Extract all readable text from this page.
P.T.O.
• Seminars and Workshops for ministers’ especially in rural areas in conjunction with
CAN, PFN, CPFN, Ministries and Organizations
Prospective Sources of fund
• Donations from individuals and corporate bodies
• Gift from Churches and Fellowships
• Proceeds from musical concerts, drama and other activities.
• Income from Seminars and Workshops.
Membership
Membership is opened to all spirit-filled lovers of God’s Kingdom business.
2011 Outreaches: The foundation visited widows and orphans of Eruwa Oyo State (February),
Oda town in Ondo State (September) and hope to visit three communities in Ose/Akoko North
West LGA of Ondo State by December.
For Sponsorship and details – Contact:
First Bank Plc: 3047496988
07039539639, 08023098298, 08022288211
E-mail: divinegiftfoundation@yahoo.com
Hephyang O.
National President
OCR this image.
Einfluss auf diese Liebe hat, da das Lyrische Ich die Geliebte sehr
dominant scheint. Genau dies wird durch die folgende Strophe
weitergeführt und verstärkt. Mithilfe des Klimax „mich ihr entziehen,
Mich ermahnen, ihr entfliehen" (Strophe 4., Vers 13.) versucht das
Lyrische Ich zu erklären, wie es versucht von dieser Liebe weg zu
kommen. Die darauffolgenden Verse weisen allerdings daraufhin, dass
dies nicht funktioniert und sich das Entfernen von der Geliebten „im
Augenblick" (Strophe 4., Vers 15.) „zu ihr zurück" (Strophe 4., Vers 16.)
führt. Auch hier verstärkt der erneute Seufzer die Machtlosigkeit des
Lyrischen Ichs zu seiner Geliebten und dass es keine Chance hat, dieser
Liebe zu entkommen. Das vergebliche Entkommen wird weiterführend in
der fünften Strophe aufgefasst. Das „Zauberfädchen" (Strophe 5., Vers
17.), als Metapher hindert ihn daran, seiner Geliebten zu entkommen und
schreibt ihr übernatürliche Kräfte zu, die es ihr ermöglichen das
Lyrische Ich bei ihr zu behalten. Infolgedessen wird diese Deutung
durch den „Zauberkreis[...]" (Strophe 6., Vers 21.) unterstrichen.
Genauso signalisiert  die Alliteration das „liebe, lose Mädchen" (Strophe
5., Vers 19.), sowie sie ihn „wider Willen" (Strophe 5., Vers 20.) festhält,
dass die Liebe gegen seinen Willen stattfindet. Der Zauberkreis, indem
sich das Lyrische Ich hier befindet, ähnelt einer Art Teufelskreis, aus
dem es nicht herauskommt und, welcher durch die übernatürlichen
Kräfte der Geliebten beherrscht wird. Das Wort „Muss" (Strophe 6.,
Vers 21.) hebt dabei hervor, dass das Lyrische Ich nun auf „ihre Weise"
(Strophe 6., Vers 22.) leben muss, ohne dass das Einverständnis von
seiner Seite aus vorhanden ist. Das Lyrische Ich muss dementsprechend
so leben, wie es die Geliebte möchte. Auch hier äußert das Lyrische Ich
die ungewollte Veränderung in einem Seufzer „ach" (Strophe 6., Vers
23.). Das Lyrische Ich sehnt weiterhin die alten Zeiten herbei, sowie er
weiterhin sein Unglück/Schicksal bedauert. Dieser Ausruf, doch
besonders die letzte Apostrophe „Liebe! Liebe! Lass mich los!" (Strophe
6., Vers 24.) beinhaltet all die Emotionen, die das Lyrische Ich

☆ ☆ ☆ ☆ ☆

#### TASK TO COMPLETE
Filter the records down to the lines that contain the string "this", and copy those lines.

#### TASK RESULT
Extract all readable text from this page.
OCR this image.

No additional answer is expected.